**EXERCISE:** Scan the records for "first" and copy each line that contains it.

**Document page image records:**
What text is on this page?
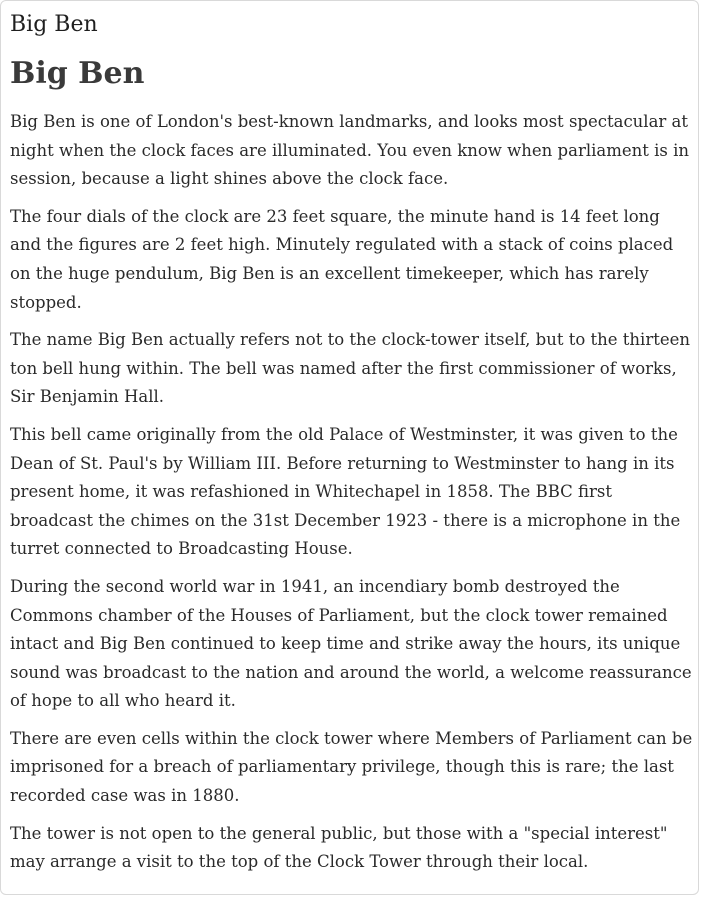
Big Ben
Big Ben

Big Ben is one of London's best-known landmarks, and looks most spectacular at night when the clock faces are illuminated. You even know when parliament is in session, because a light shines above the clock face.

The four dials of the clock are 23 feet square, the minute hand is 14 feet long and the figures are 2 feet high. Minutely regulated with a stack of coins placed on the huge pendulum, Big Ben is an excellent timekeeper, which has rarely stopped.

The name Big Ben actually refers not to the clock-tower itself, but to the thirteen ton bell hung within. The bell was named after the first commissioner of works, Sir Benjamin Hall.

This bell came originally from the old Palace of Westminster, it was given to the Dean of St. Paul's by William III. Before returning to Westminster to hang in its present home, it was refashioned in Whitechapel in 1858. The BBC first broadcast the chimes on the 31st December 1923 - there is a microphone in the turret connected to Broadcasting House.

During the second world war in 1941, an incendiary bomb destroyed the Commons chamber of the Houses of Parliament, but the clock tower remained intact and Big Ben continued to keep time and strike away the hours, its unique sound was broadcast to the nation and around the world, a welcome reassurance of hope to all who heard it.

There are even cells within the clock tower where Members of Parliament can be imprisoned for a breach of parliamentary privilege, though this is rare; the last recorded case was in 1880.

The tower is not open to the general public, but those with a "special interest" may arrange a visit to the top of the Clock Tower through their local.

**ANSWER SECTION:**
The name Big Ben actually refers not to the clock-tower itself, but to the thirteen ton bell hung within. The bell was named after the first commissioner of works, Sir Benjamin Hall.
This bell came originally from the old Palace of Westminster, it was given to the Dean of St. Paul's by William III. Before returning to Westminster to hang in its present home, it was refashioned in Whitechapel in 1858. The BBC first broadcast the chimes on the 31st December 1923 - there is a microphone in the turret connected to Broadcasting House.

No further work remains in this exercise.